_WORK INSTRUCTIONS:_ Keep every line of the data below that has the string "Sugars" and present those lines.

_DATASET EXTRACT:_
▼

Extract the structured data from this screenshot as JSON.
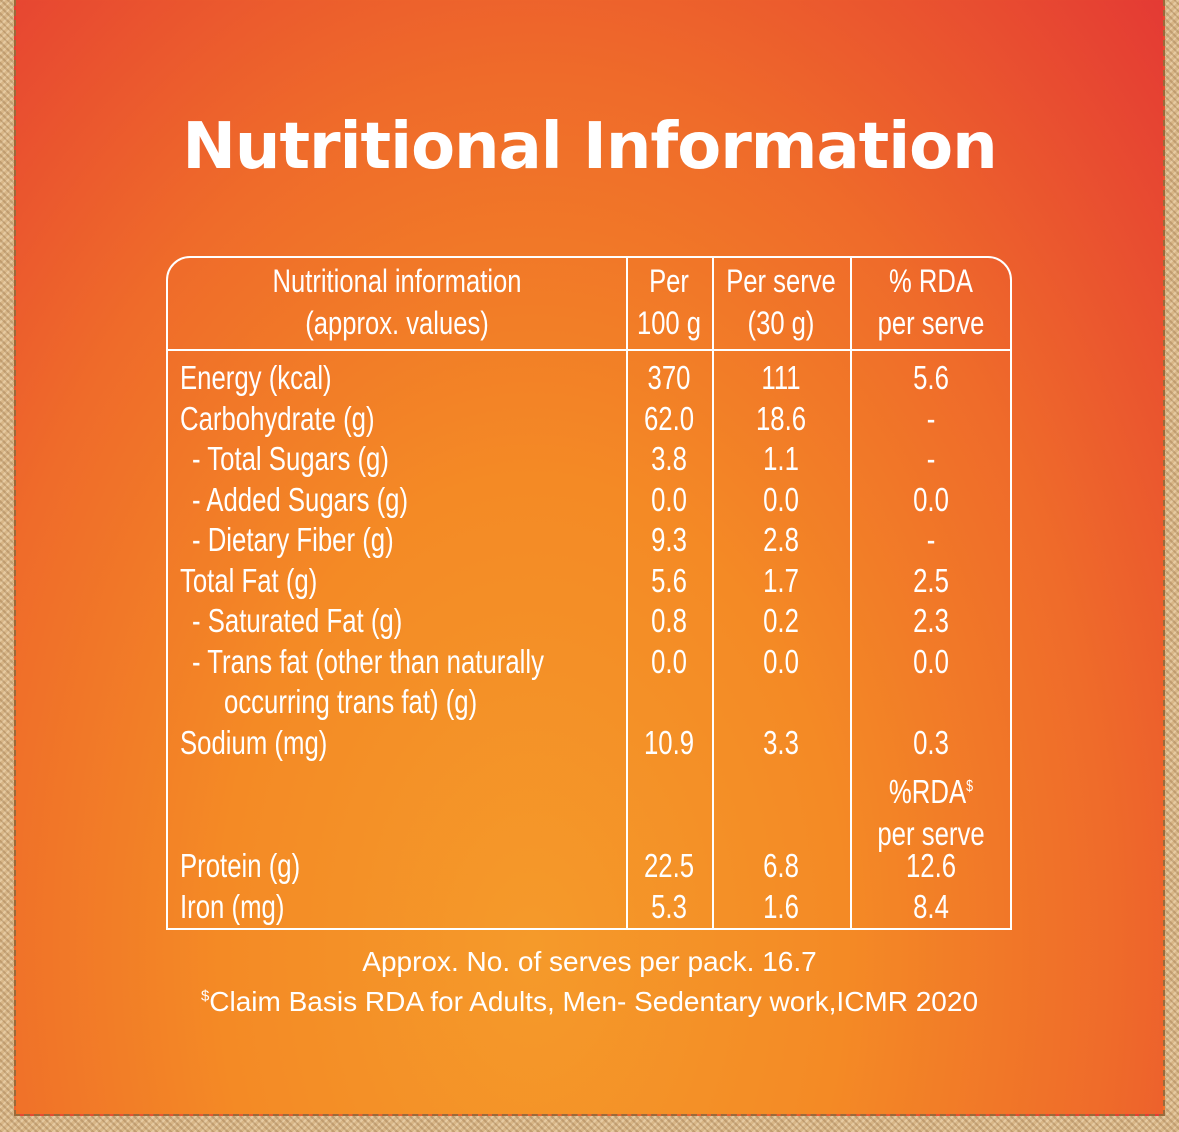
{
  "title": "Nutritional Information",
  "headers": {
    "col1_line1": "Nutritional information",
    "col1_line2": "(approx. values)",
    "col2_line1": "Per",
    "col2_line2": "100 g",
    "col3_line1": "Per serve",
    "col3_line2": "(30 g)",
    "col4_line1": "% RDA",
    "col4_line2": "per serve"
  },
  "rows": [
    {
      "label": "Energy (kcal)",
      "per100": "370",
      "perServe": "111",
      "rda": "5.6"
    },
    {
      "label": "Carbohydrate (g)",
      "per100": "62.0",
      "perServe": "18.6",
      "rda": "-"
    },
    {
      "label": "- Total Sugars (g)",
      "per100": "3.8",
      "perServe": "1.1",
      "rda": "-"
    },
    {
      "label": "- Added Sugars (g)",
      "per100": "0.0",
      "perServe": "0.0",
      "rda": "0.0"
    },
    {
      "label": "- Dietary Fiber (g)",
      "per100": "9.3",
      "perServe": "2.8",
      "rda": "-"
    },
    {
      "label": "Total Fat (g)",
      "per100": "5.6",
      "perServe": "1.7",
      "rda": "2.5"
    },
    {
      "label": "- Saturated Fat (g)",
      "per100": "0.8",
      "perServe": "0.2",
      "rda": "2.3"
    },
    {
      "label": "- Trans fat (other than naturally",
      "per100": "0.0",
      "perServe": "0.0",
      "rda": "0.0"
    },
    {
      "label": "occurring trans fat) (g)",
      "per100": "",
      "perServe": "",
      "rda": ""
    },
    {
      "label": "Sodium (mg)",
      "per100": "10.9",
      "perServe": "3.3",
      "rda": "0.3"
    }
  ],
  "subheader": {
    "line1": "%RDA",
    "sup": "$",
    "line2": "per serve"
  },
  "rows2": [
    {
      "label": "Protein (g)",
      "per100": "22.5",
      "perServe": "6.8",
      "rda": "12.6"
    },
    {
      "label": "Iron (mg)",
      "per100": "5.3",
      "perServe": "1.6",
      "rda": "8.4"
    }
  ],
  "footer": {
    "serves": "Approx. No. of serves per pack. 16.7",
    "claim_sup": "$",
    "claim": "Claim Basis RDA for Adults, Men- Sedentary work,ICMR 2020"
  },
  "colors": {
    "panel_top": "#e43a34",
    "panel_bottom": "#f59a2a",
    "text": "#ffffff"
  }
}
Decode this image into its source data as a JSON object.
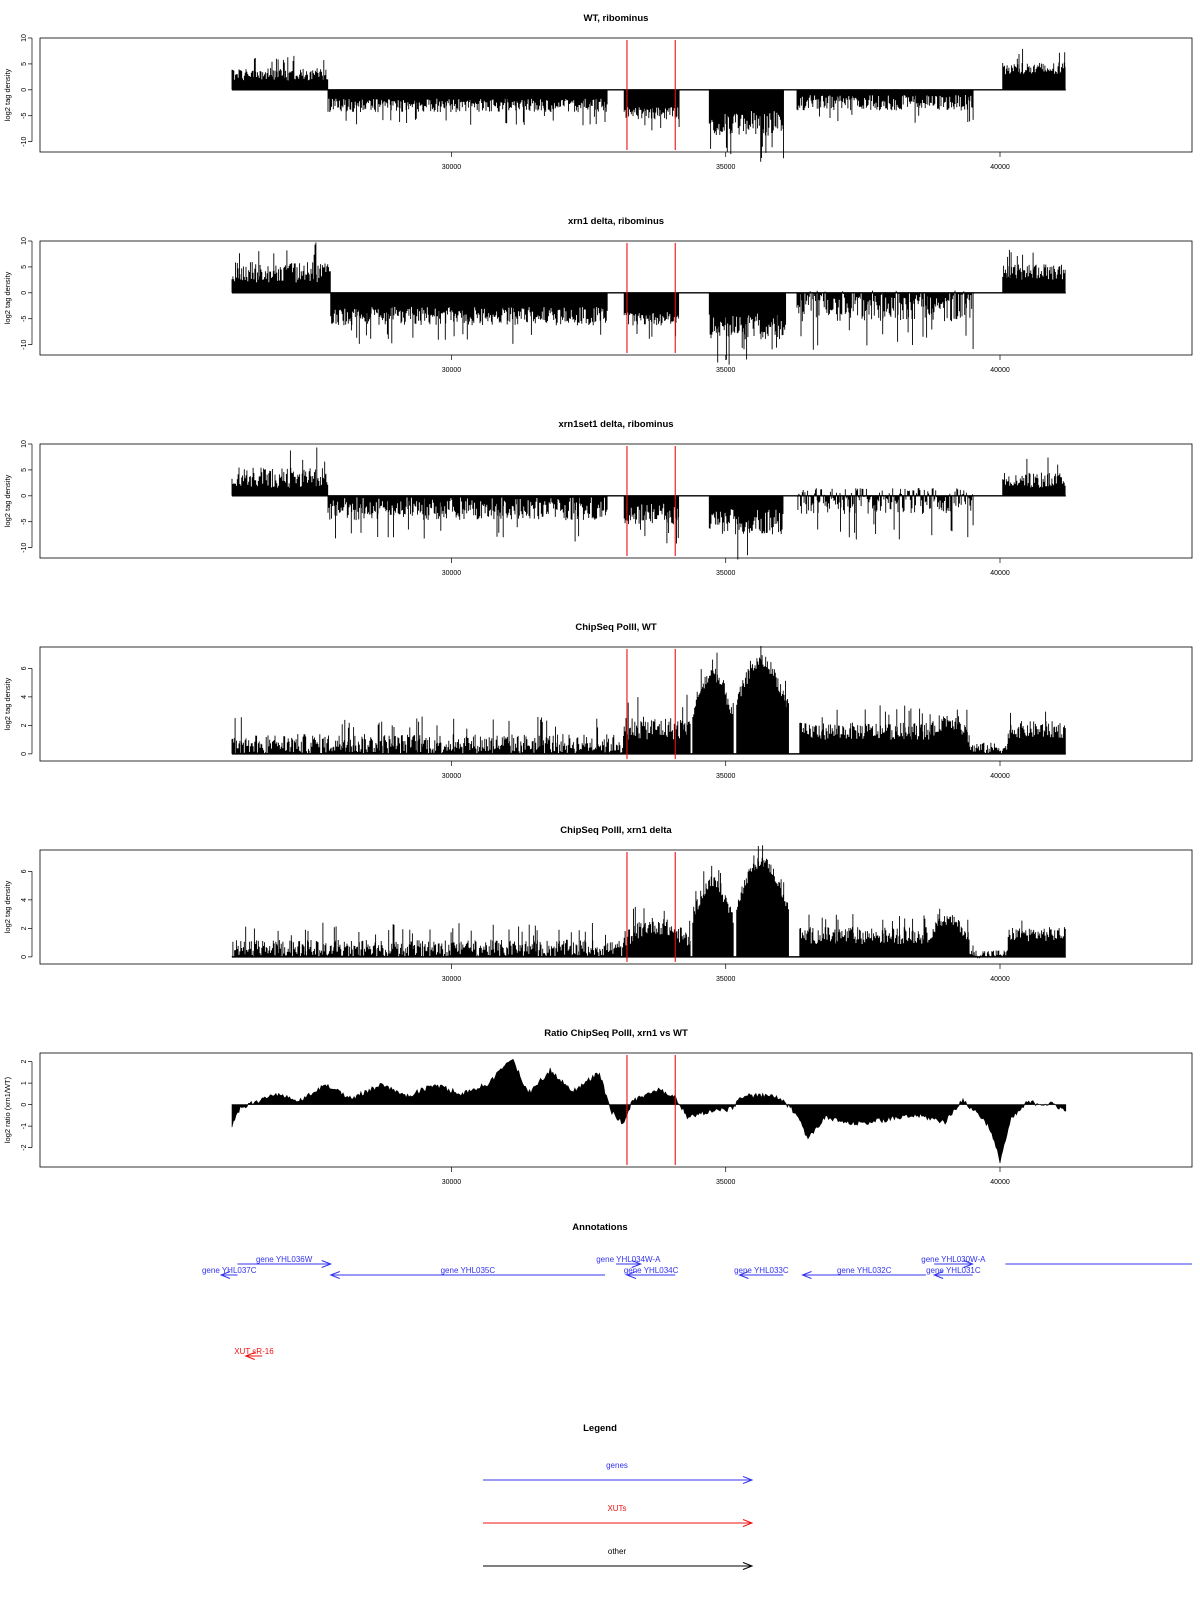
{
  "colors": {
    "gene": "#3333ee",
    "xut": "#ee1111",
    "other": "#000000",
    "marker": "#ee1111",
    "data": "#000000"
  },
  "chart_data": [
    {
      "type": "bar",
      "title": "WT, ribominus",
      "ylabel": "log2 tag density",
      "xlim": [
        22500,
        43500
      ],
      "ylim": [
        -12,
        10
      ],
      "yticks": [
        -10,
        -5,
        0,
        5,
        10
      ],
      "xticks": [
        30000,
        35000,
        40000
      ],
      "markers": [
        33200,
        34080
      ],
      "segments": [
        {
          "from": 26000,
          "to": 27750,
          "level": 3,
          "amp": 1.2
        },
        {
          "from": 27750,
          "to": 32850,
          "level": -3,
          "amp": 1.3
        },
        {
          "from": 33150,
          "to": 34150,
          "level": -4.5,
          "amp": 1.2
        },
        {
          "from": 34700,
          "to": 36050,
          "level": -6.5,
          "amp": 2.5
        },
        {
          "from": 36300,
          "to": 39500,
          "level": -2.5,
          "amp": 1.5
        },
        {
          "from": 40050,
          "to": 41200,
          "level": 4,
          "amp": 1.3
        }
      ]
    },
    {
      "type": "bar",
      "title": "xrn1 delta, ribominus",
      "ylabel": "log2 tag density",
      "xlim": [
        22500,
        43500
      ],
      "ylim": [
        -12,
        10
      ],
      "yticks": [
        -10,
        -5,
        0,
        5,
        10
      ],
      "xticks": [
        30000,
        35000,
        40000
      ],
      "markers": [
        33200,
        34080
      ],
      "segments": [
        {
          "from": 26000,
          "to": 27800,
          "level": 4,
          "amp": 2
        },
        {
          "from": 27800,
          "to": 32850,
          "level": -4.5,
          "amp": 1.8
        },
        {
          "from": 33150,
          "to": 34150,
          "level": -5,
          "amp": 1.3
        },
        {
          "from": 34700,
          "to": 36100,
          "level": -6.5,
          "amp": 2.5
        },
        {
          "from": 36300,
          "to": 39500,
          "level": -2.5,
          "amp": 3
        },
        {
          "from": 40050,
          "to": 41200,
          "level": 4,
          "amp": 1.5
        }
      ]
    },
    {
      "type": "bar",
      "title": "xrn1set1 delta, ribominus",
      "ylabel": "log2 tag density",
      "xlim": [
        22500,
        43500
      ],
      "ylim": [
        -12,
        10
      ],
      "yticks": [
        -10,
        -5,
        0,
        5,
        10
      ],
      "xticks": [
        30000,
        35000,
        40000
      ],
      "markers": [
        33200,
        34080
      ],
      "segments": [
        {
          "from": 26000,
          "to": 27750,
          "level": 3.5,
          "amp": 2
        },
        {
          "from": 27750,
          "to": 32850,
          "level": -2.5,
          "amp": 2.2
        },
        {
          "from": 33150,
          "to": 34150,
          "level": -3.5,
          "amp": 2
        },
        {
          "from": 34700,
          "to": 36050,
          "level": -5,
          "amp": 2.5
        },
        {
          "from": 36300,
          "to": 39500,
          "level": -1,
          "amp": 2.5
        },
        {
          "from": 40050,
          "to": 41200,
          "level": 3,
          "amp": 1.5
        }
      ]
    },
    {
      "type": "bar",
      "title": "ChipSeq PolII, WT",
      "ylabel": "log2 tag density",
      "xlim": [
        22500,
        43500
      ],
      "ylim": [
        -0.5,
        7.5
      ],
      "yticks": [
        0,
        2,
        4,
        6
      ],
      "xticks": [
        30000,
        35000,
        40000
      ],
      "markers": [
        33200,
        34080
      ],
      "segments": [
        {
          "from": 26000,
          "to": 33150,
          "level": 0.7,
          "amp": 0.7
        },
        {
          "from": 33150,
          "to": 34350,
          "level": 1.8,
          "amp": 0.8
        },
        {
          "from": 34400,
          "to": 35150,
          "level": 5.5,
          "amp": 0.6,
          "dome": true
        },
        {
          "from": 35200,
          "to": 36150,
          "level": 6.5,
          "amp": 0.5,
          "dome": true
        },
        {
          "from": 36350,
          "to": 38700,
          "level": 1.6,
          "amp": 0.6
        },
        {
          "from": 38700,
          "to": 39450,
          "level": 2.4,
          "amp": 0.6,
          "dome": true
        },
        {
          "from": 39450,
          "to": 40150,
          "level": 0.4,
          "amp": 0.4
        },
        {
          "from": 40150,
          "to": 41200,
          "level": 1.7,
          "amp": 0.6
        }
      ]
    },
    {
      "type": "bar",
      "title": "ChipSeq PolII, xrn1 delta",
      "ylabel": "log2 tag density",
      "xlim": [
        22500,
        43500
      ],
      "ylim": [
        -0.5,
        7.5
      ],
      "yticks": [
        0,
        2,
        4,
        6
      ],
      "xticks": [
        30000,
        35000,
        40000
      ],
      "markers": [
        33200,
        34080
      ],
      "segments": [
        {
          "from": 26000,
          "to": 33150,
          "level": 0.6,
          "amp": 0.6
        },
        {
          "from": 33150,
          "to": 34350,
          "level": 2.2,
          "amp": 0.6,
          "dome": true
        },
        {
          "from": 34400,
          "to": 35150,
          "level": 5.2,
          "amp": 0.5,
          "dome": true
        },
        {
          "from": 35200,
          "to": 36150,
          "level": 6.7,
          "amp": 0.4,
          "dome": true
        },
        {
          "from": 36350,
          "to": 38700,
          "level": 1.5,
          "amp": 0.6
        },
        {
          "from": 38700,
          "to": 39450,
          "level": 2.6,
          "amp": 0.4,
          "dome": true
        },
        {
          "from": 39450,
          "to": 40150,
          "level": 0.2,
          "amp": 0.3
        },
        {
          "from": 40150,
          "to": 41200,
          "level": 1.6,
          "amp": 0.5
        }
      ]
    },
    {
      "type": "area",
      "title": "Ratio ChipSeq PolII, xrn1 vs WT",
      "ylabel": "log2 ratio (xrn1/WT)",
      "xlim": [
        22500,
        43500
      ],
      "ylim": [
        -2.9,
        2.4
      ],
      "yticks": [
        -2,
        -1,
        0,
        1,
        2
      ],
      "xticks": [
        30000,
        35000,
        40000
      ],
      "markers": [
        33200,
        34080
      ],
      "profile": [
        {
          "x": 26000,
          "y": -1.0
        },
        {
          "x": 26150,
          "y": -0.2
        },
        {
          "x": 26400,
          "y": 0.1
        },
        {
          "x": 26800,
          "y": 0.5
        },
        {
          "x": 27200,
          "y": 0.1
        },
        {
          "x": 27700,
          "y": 0.9
        },
        {
          "x": 28200,
          "y": 0.3
        },
        {
          "x": 28700,
          "y": 0.9
        },
        {
          "x": 29200,
          "y": 0.4
        },
        {
          "x": 29700,
          "y": 0.9
        },
        {
          "x": 30200,
          "y": 0.5
        },
        {
          "x": 30700,
          "y": 1.0
        },
        {
          "x": 31100,
          "y": 2.2
        },
        {
          "x": 31400,
          "y": 0.5
        },
        {
          "x": 31800,
          "y": 1.6
        },
        {
          "x": 32200,
          "y": 0.6
        },
        {
          "x": 32700,
          "y": 1.5
        },
        {
          "x": 32900,
          "y": -0.3
        },
        {
          "x": 33150,
          "y": -0.9
        },
        {
          "x": 33300,
          "y": 0.2
        },
        {
          "x": 33800,
          "y": 0.7
        },
        {
          "x": 34100,
          "y": 0.3
        },
        {
          "x": 34300,
          "y": -0.6
        },
        {
          "x": 34700,
          "y": -0.3
        },
        {
          "x": 35100,
          "y": -0.2
        },
        {
          "x": 35300,
          "y": 0.4
        },
        {
          "x": 35900,
          "y": 0.4
        },
        {
          "x": 36100,
          "y": 0.0
        },
        {
          "x": 36300,
          "y": -0.4
        },
        {
          "x": 36500,
          "y": -1.6
        },
        {
          "x": 36800,
          "y": -0.6
        },
        {
          "x": 37300,
          "y": -0.9
        },
        {
          "x": 37900,
          "y": -0.7
        },
        {
          "x": 38500,
          "y": -0.5
        },
        {
          "x": 39000,
          "y": -0.8
        },
        {
          "x": 39300,
          "y": 0.2
        },
        {
          "x": 39600,
          "y": -0.4
        },
        {
          "x": 39800,
          "y": -1.0
        },
        {
          "x": 40000,
          "y": -2.6
        },
        {
          "x": 40200,
          "y": -0.7
        },
        {
          "x": 40500,
          "y": 0.1
        },
        {
          "x": 41000,
          "y": 0.0
        },
        {
          "x": 41200,
          "y": -0.3
        }
      ]
    }
  ],
  "annotations": {
    "title": "Annotations",
    "genes": [
      {
        "label": "gene YHL037C",
        "from": 25800,
        "to": 26100,
        "dir": "left",
        "row": 1
      },
      {
        "label": "gene YHL036W",
        "from": 26100,
        "to": 27800,
        "dir": "right",
        "row": 0
      },
      {
        "label": "gene YHL035C",
        "from": 27800,
        "to": 32800,
        "dir": "left",
        "row": 1
      },
      {
        "label": "gene YHL034W-A",
        "from": 33000,
        "to": 33450,
        "dir": "right",
        "row": 0
      },
      {
        "label": "gene YHL034C",
        "from": 33200,
        "to": 34080,
        "dir": "left",
        "row": 1
      },
      {
        "label": "gene YHL033C",
        "from": 35250,
        "to": 36050,
        "dir": "left",
        "row": 1
      },
      {
        "label": "gene YHL032C",
        "from": 36400,
        "to": 38650,
        "dir": "left",
        "row": 1
      },
      {
        "label": "gene YHL031C",
        "from": 38800,
        "to": 39500,
        "dir": "left",
        "row": 1
      },
      {
        "label": "gene YHL030W-A",
        "from": 38800,
        "to": 39500,
        "dir": "right",
        "row": 0
      },
      {
        "label": "",
        "from": 40100,
        "to": 43500,
        "dir": "none",
        "row": 0
      }
    ],
    "xuts": [
      {
        "label": "XUT sR-16",
        "from": 26250,
        "to": 26550,
        "dir": "left"
      }
    ]
  },
  "legend": {
    "title": "Legend",
    "items": [
      {
        "label": "genes",
        "kind": "gene"
      },
      {
        "label": "XUTs",
        "kind": "xut"
      },
      {
        "label": "other",
        "kind": "other"
      }
    ]
  }
}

▲

_ANSWER TO THIS TASK:_
      "label": "- Total Sugars (g)",
      "label": "- Added Sugars (g)",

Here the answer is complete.